** Start Dataset entries **

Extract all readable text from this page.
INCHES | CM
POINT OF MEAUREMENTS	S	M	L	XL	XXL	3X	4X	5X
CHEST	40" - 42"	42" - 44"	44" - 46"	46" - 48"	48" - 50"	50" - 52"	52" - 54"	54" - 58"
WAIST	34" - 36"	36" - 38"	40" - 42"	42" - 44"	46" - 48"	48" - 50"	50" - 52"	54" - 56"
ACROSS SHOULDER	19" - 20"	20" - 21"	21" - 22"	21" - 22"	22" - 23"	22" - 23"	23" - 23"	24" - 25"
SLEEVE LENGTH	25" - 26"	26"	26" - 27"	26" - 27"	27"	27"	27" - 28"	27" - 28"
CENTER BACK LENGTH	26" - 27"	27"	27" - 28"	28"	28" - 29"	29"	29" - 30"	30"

** End Dataset entries **

● Request: Retype the records that precede this task, keeping them exactly the same.

● Finished task:
Extract all readable text from this page.
INCHES | CM
POINT OF MEAUREMENTS	S	M	L	XL	XXL	3X	4X	5X
CHEST	40" - 42"	42" - 44"	44" - 46"	46" - 48"	48" - 50"	50" - 52"	52" - 54"	54" - 58"
WAIST	34" - 36"	36" - 38"	40" - 42"	42" - 44"	46" - 48"	48" - 50"	50" - 52"	54" - 56"
ACROSS SHOULDER	19" - 20"	20" - 21"	21" - 22"	21" - 22"	22" - 23"	22" - 23"	23" - 23"	24" - 25"
SLEEVE LENGTH	25" - 26"	26"	26" - 27"	26" - 27"	27"	27"	27" - 28"	27" - 28"
CENTER BACK LENGTH	26" - 27"	27"	27" - 28"	28"	28" - 29"	29"	29" - 30"	30"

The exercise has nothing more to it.